## Aim
Your task is to copy the listing exactly. Drop any pictures from the copy.

## Input data
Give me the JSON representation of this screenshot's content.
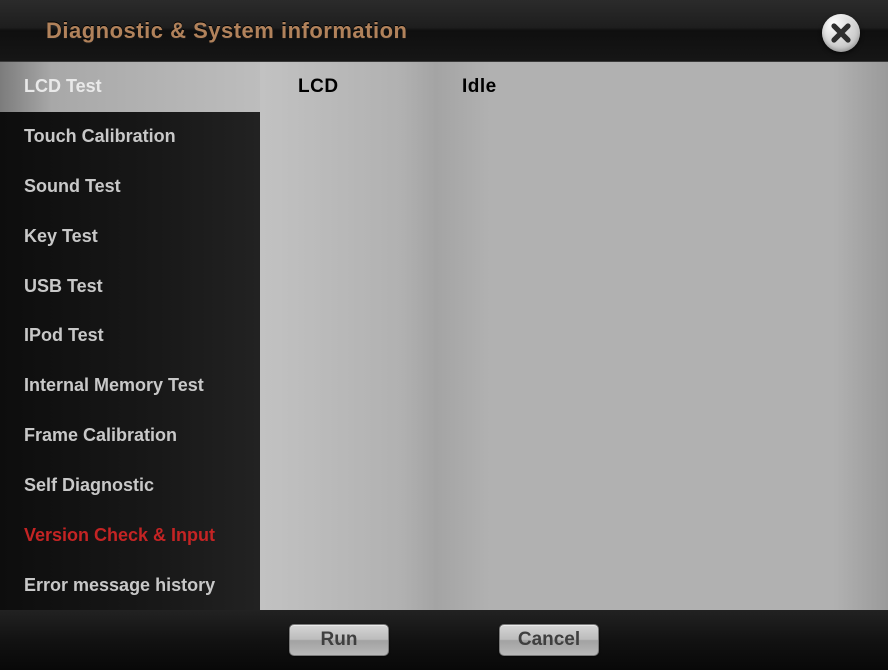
{
  "header": {
    "title": "Diagnostic & System information"
  },
  "sidebar": {
    "items": [
      {
        "label": "LCD Test"
      },
      {
        "label": "Touch Calibration"
      },
      {
        "label": "Sound Test"
      },
      {
        "label": "Key Test"
      },
      {
        "label": "USB Test"
      },
      {
        "label": "IPod Test"
      },
      {
        "label": "Internal Memory Test"
      },
      {
        "label": "Frame Calibration"
      },
      {
        "label": "Self Diagnostic"
      },
      {
        "label": "Version Check & Input"
      },
      {
        "label": "Error message history"
      }
    ],
    "selected_index": 0,
    "highlight_index": 9
  },
  "panel": {
    "left_label": "LCD",
    "right_label": "Idle"
  },
  "footer": {
    "run_label": "Run",
    "cancel_label": "Cancel"
  }
}
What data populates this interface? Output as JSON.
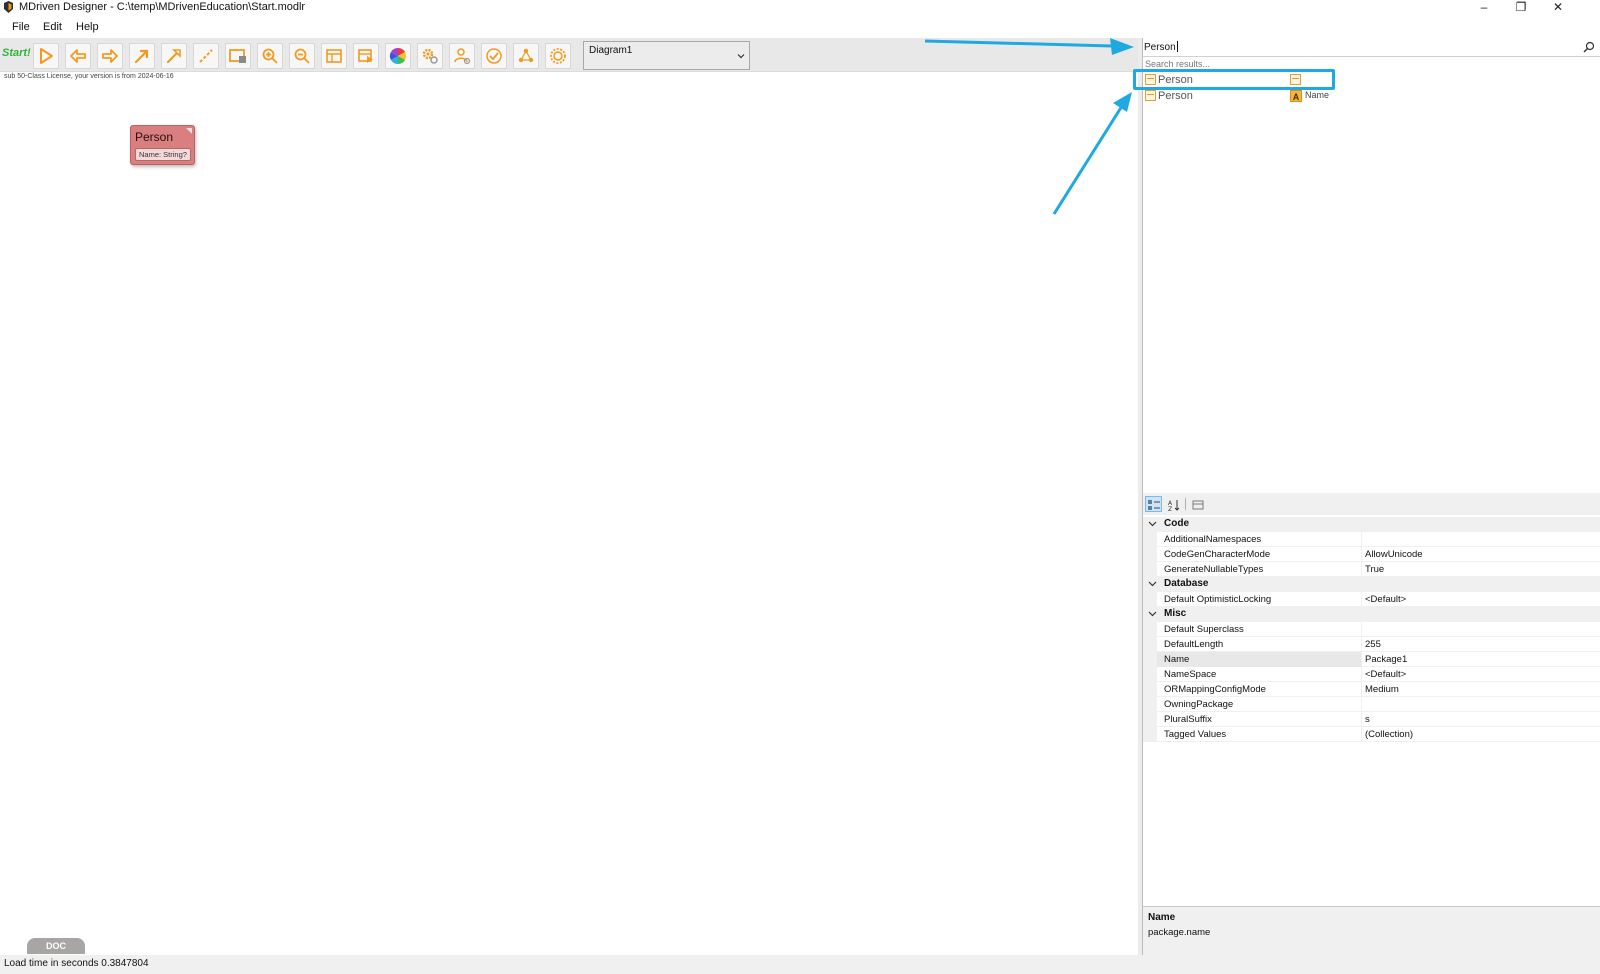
{
  "window": {
    "title": "MDriven Designer - C:\\temp\\MDrivenEducation\\Start.modlr",
    "minimize_glyph": "–",
    "restore_glyph": "❐",
    "close_glyph": "✕"
  },
  "menu": {
    "items": [
      "File",
      "Edit",
      "Help"
    ]
  },
  "toolbar": {
    "start_label": "Start!",
    "icons": [
      "play-icon",
      "back-icon",
      "forward-icon",
      "association-arrow-icon",
      "inheritance-arrow-icon",
      "line-icon",
      "add-class-icon",
      "zoom-in-icon",
      "zoom-out-icon",
      "viewmodel-icon",
      "action-icon",
      "color-wheel-icon",
      "gear-settings-icon",
      "users-icon",
      "check-icon",
      "graph-icon",
      "sun-settings-icon"
    ],
    "diagram_select": {
      "value": "Diagram1"
    }
  },
  "canvas": {
    "license_text": "sub 50-Class License, your version is from 2024-06-16",
    "class_box": {
      "name": "Person",
      "attribute": "Name: String?"
    },
    "doc_tab": "DOC"
  },
  "search": {
    "value": "Person",
    "hint": "Search results...",
    "results": [
      {
        "label": "Person",
        "kind": "class"
      },
      {
        "label": "Person",
        "kind": "attribute",
        "sub": "Name"
      }
    ]
  },
  "properties": {
    "categories": [
      {
        "name": "Code",
        "rows": [
          {
            "name": "AdditionalNamespaces",
            "value": ""
          },
          {
            "name": "CodeGenCharacterMode",
            "value": "AllowUnicode"
          },
          {
            "name": "GenerateNullableTypes",
            "value": "True"
          }
        ]
      },
      {
        "name": "Database",
        "rows": [
          {
            "name": "Default OptimisticLocking",
            "value": "<Default>"
          }
        ]
      },
      {
        "name": "Misc",
        "rows": [
          {
            "name": "Default Superclass",
            "value": ""
          },
          {
            "name": "DefaultLength",
            "value": "255"
          },
          {
            "name": "Name",
            "value": "Package1"
          },
          {
            "name": "NameSpace",
            "value": "<Default>"
          },
          {
            "name": "ORMappingConfigMode",
            "value": "Medium"
          },
          {
            "name": "OwningPackage",
            "value": ""
          },
          {
            "name": "PluralSuffix",
            "value": "s"
          },
          {
            "name": "Tagged Values",
            "value": "(Collection)"
          }
        ]
      }
    ],
    "description": {
      "title": "Name",
      "text": "package.name"
    }
  },
  "status": {
    "text": "Load time in seconds 0.3847804"
  },
  "colors": {
    "accent_callout": "#1fa9e3",
    "class_fill": "#d97f7f",
    "start_green": "#32b43a",
    "icon_orange": "#f39a1e"
  }
}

## Correct result
Give me the JSON representation of this screenshot's content.
{
  "header": {
    "title": "Diagnostic & System information"
  },
  "sidebar": {
    "items": [
      {
        "label": "LCD Test"
      },
      {
        "label": "Touch Calibration"
      },
      {
        "label": "Sound Test"
      },
      {
        "label": "Key Test"
      },
      {
        "label": "USB Test"
      },
      {
        "label": "IPod Test"
      },
      {
        "label": "Internal Memory Test"
      },
      {
        "label": "Frame Calibration"
      },
      {
        "label": "Self Diagnostic"
      },
      {
        "label": "Version Check & Input"
      },
      {
        "label": "Error message history"
      }
    ],
    "selected_index": 0,
    "highlight_index": 9
  },
  "panel": {
    "left_label": "LCD",
    "right_label": "Idle"
  },
  "footer": {
    "run_label": "Run",
    "cancel_label": "Cancel"
  }
}
What data populates this interface? Output as JSON.
{
  "window": {
    "title": "MDriven Designer - C:\\temp\\MDrivenEducation\\Start.modlr",
    "minimize_glyph": "–",
    "restore_glyph": "❐",
    "close_glyph": "✕"
  },
  "menu": {
    "items": [
      "File",
      "Edit",
      "Help"
    ]
  },
  "toolbar": {
    "start_label": "Start!",
    "icons": [
      "play-icon",
      "back-icon",
      "forward-icon",
      "association-arrow-icon",
      "inheritance-arrow-icon",
      "line-icon",
      "add-class-icon",
      "zoom-in-icon",
      "zoom-out-icon",
      "viewmodel-icon",
      "action-icon",
      "color-wheel-icon",
      "gear-settings-icon",
      "users-icon",
      "check-icon",
      "graph-icon",
      "sun-settings-icon"
    ],
    "diagram_select": {
      "value": "Diagram1"
    }
  },
  "canvas": {
    "license_text": "sub 50-Class License, your version is from 2024-06-16",
    "class_box": {
      "name": "Person",
      "attribute": "Name: String?"
    },
    "doc_tab": "DOC"
  },
  "search": {
    "value": "Person",
    "hint": "Search results...",
    "results": [
      {
        "label": "Person",
        "kind": "class"
      },
      {
        "label": "Person",
        "kind": "attribute",
        "sub": "Name"
      }
    ]
  },
  "properties": {
    "categories": [
      {
        "name": "Code",
        "rows": [
          {
            "name": "AdditionalNamespaces",
            "value": ""
          },
          {
            "name": "CodeGenCharacterMode",
            "value": "AllowUnicode"
          },
          {
            "name": "GenerateNullableTypes",
            "value": "True"
          }
        ]
      },
      {
        "name": "Database",
        "rows": [
          {
            "name": "Default OptimisticLocking",
            "value": "<Default>"
          }
        ]
      },
      {
        "name": "Misc",
        "rows": [
          {
            "name": "Default Superclass",
            "value": ""
          },
          {
            "name": "DefaultLength",
            "value": "255"
          },
          {
            "name": "Name",
            "value": "Package1"
          },
          {
            "name": "NameSpace",
            "value": "<Default>"
          },
          {
            "name": "ORMappingConfigMode",
            "value": "Medium"
          },
          {
            "name": "OwningPackage",
            "value": ""
          },
          {
            "name": "PluralSuffix",
            "value": "s"
          },
          {
            "name": "Tagged Values",
            "value": "(Collection)"
          }
        ]
      }
    ],
    "description": {
      "title": "Name",
      "text": "package.name"
    }
  },
  "status": {
    "text": "Load time in seconds 0.3847804"
  },
  "colors": {
    "accent_callout": "#1fa9e3",
    "class_fill": "#d97f7f",
    "start_green": "#32b43a",
    "icon_orange": "#f39a1e"
  }
}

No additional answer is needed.